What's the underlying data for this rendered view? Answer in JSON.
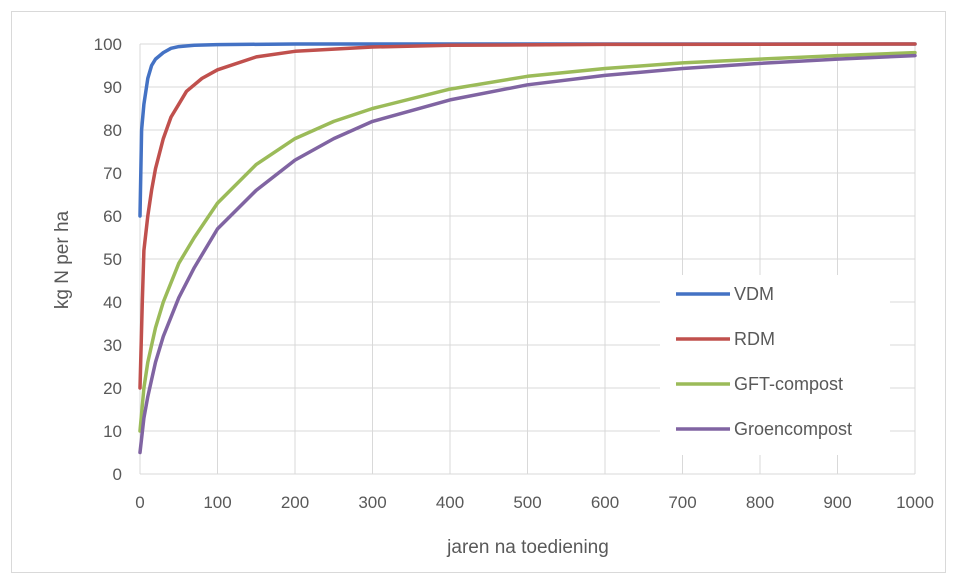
{
  "chart_data": {
    "type": "line",
    "title": "",
    "xlabel": "jaren na toediening",
    "ylabel": "kg N per ha",
    "xlim": [
      0,
      1000
    ],
    "ylim": [
      0,
      100
    ],
    "x_ticks": [
      "0",
      "100",
      "200",
      "300",
      "400",
      "500",
      "600",
      "700",
      "800",
      "900",
      "1000"
    ],
    "y_ticks": [
      "0",
      "10",
      "20",
      "30",
      "40",
      "50",
      "60",
      "70",
      "80",
      "90",
      "100"
    ],
    "grid": true,
    "legend_position": "center-right",
    "series": [
      {
        "name": "VDM",
        "color": "#4472c4",
        "points": [
          [
            0,
            60
          ],
          [
            2,
            80
          ],
          [
            5,
            86
          ],
          [
            10,
            92
          ],
          [
            15,
            95
          ],
          [
            20,
            96.5
          ],
          [
            30,
            98
          ],
          [
            40,
            99
          ],
          [
            50,
            99.4
          ],
          [
            70,
            99.7
          ],
          [
            100,
            99.85
          ],
          [
            200,
            100
          ],
          [
            500,
            100
          ],
          [
            1000,
            100
          ]
        ]
      },
      {
        "name": "RDM",
        "color": "#c0504d",
        "points": [
          [
            0,
            20
          ],
          [
            3,
            40
          ],
          [
            5,
            52
          ],
          [
            10,
            60
          ],
          [
            15,
            66
          ],
          [
            20,
            71
          ],
          [
            30,
            78
          ],
          [
            40,
            83
          ],
          [
            50,
            86
          ],
          [
            60,
            89
          ],
          [
            80,
            92
          ],
          [
            100,
            94
          ],
          [
            150,
            97
          ],
          [
            200,
            98.3
          ],
          [
            300,
            99.3
          ],
          [
            400,
            99.7
          ],
          [
            600,
            99.9
          ],
          [
            1000,
            100
          ]
        ]
      },
      {
        "name": "GFT-compost",
        "color": "#9bbb59",
        "points": [
          [
            0,
            10
          ],
          [
            5,
            20
          ],
          [
            10,
            26
          ],
          [
            20,
            34
          ],
          [
            30,
            40
          ],
          [
            50,
            49
          ],
          [
            70,
            55
          ],
          [
            100,
            63
          ],
          [
            150,
            72
          ],
          [
            200,
            78
          ],
          [
            250,
            82
          ],
          [
            300,
            85
          ],
          [
            400,
            89.5
          ],
          [
            500,
            92.5
          ],
          [
            600,
            94.3
          ],
          [
            700,
            95.6
          ],
          [
            800,
            96.5
          ],
          [
            900,
            97.3
          ],
          [
            1000,
            98
          ]
        ]
      },
      {
        "name": "Groencompost",
        "color": "#8064a2",
        "points": [
          [
            0,
            5
          ],
          [
            5,
            13
          ],
          [
            10,
            18
          ],
          [
            20,
            26
          ],
          [
            30,
            32
          ],
          [
            50,
            41
          ],
          [
            70,
            48
          ],
          [
            100,
            57
          ],
          [
            150,
            66
          ],
          [
            200,
            73
          ],
          [
            250,
            78
          ],
          [
            300,
            82
          ],
          [
            400,
            87
          ],
          [
            500,
            90.5
          ],
          [
            600,
            92.7
          ],
          [
            700,
            94.3
          ],
          [
            800,
            95.5
          ],
          [
            900,
            96.5
          ],
          [
            1000,
            97.3
          ]
        ]
      }
    ]
  }
}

--------

[Required work]: Above are records with pictures; repeat the records exactly and leave the pictures out.

[Answer to the exercise]:
What's the underlying data for this rendered view? Answer in JSON.
{
  "chart_data": {
    "type": "line",
    "title": "",
    "xlabel": "jaren na toediening",
    "ylabel": "kg N per ha",
    "xlim": [
      0,
      1000
    ],
    "ylim": [
      0,
      100
    ],
    "x_ticks": [
      "0",
      "100",
      "200",
      "300",
      "400",
      "500",
      "600",
      "700",
      "800",
      "900",
      "1000"
    ],
    "y_ticks": [
      "0",
      "10",
      "20",
      "30",
      "40",
      "50",
      "60",
      "70",
      "80",
      "90",
      "100"
    ],
    "grid": true,
    "legend_position": "center-right",
    "series": [
      {
        "name": "VDM",
        "color": "#4472c4",
        "points": [
          [
            0,
            60
          ],
          [
            2,
            80
          ],
          [
            5,
            86
          ],
          [
            10,
            92
          ],
          [
            15,
            95
          ],
          [
            20,
            96.5
          ],
          [
            30,
            98
          ],
          [
            40,
            99
          ],
          [
            50,
            99.4
          ],
          [
            70,
            99.7
          ],
          [
            100,
            99.85
          ],
          [
            200,
            100
          ],
          [
            500,
            100
          ],
          [
            1000,
            100
          ]
        ]
      },
      {
        "name": "RDM",
        "color": "#c0504d",
        "points": [
          [
            0,
            20
          ],
          [
            3,
            40
          ],
          [
            5,
            52
          ],
          [
            10,
            60
          ],
          [
            15,
            66
          ],
          [
            20,
            71
          ],
          [
            30,
            78
          ],
          [
            40,
            83
          ],
          [
            50,
            86
          ],
          [
            60,
            89
          ],
          [
            80,
            92
          ],
          [
            100,
            94
          ],
          [
            150,
            97
          ],
          [
            200,
            98.3
          ],
          [
            300,
            99.3
          ],
          [
            400,
            99.7
          ],
          [
            600,
            99.9
          ],
          [
            1000,
            100
          ]
        ]
      },
      {
        "name": "GFT-compost",
        "color": "#9bbb59",
        "points": [
          [
            0,
            10
          ],
          [
            5,
            20
          ],
          [
            10,
            26
          ],
          [
            20,
            34
          ],
          [
            30,
            40
          ],
          [
            50,
            49
          ],
          [
            70,
            55
          ],
          [
            100,
            63
          ],
          [
            150,
            72
          ],
          [
            200,
            78
          ],
          [
            250,
            82
          ],
          [
            300,
            85
          ],
          [
            400,
            89.5
          ],
          [
            500,
            92.5
          ],
          [
            600,
            94.3
          ],
          [
            700,
            95.6
          ],
          [
            800,
            96.5
          ],
          [
            900,
            97.3
          ],
          [
            1000,
            98
          ]
        ]
      },
      {
        "name": "Groencompost",
        "color": "#8064a2",
        "points": [
          [
            0,
            5
          ],
          [
            5,
            13
          ],
          [
            10,
            18
          ],
          [
            20,
            26
          ],
          [
            30,
            32
          ],
          [
            50,
            41
          ],
          [
            70,
            48
          ],
          [
            100,
            57
          ],
          [
            150,
            66
          ],
          [
            200,
            73
          ],
          [
            250,
            78
          ],
          [
            300,
            82
          ],
          [
            400,
            87
          ],
          [
            500,
            90.5
          ],
          [
            600,
            92.7
          ],
          [
            700,
            94.3
          ],
          [
            800,
            95.5
          ],
          [
            900,
            96.5
          ],
          [
            1000,
            97.3
          ]
        ]
      }
    ]
  }
}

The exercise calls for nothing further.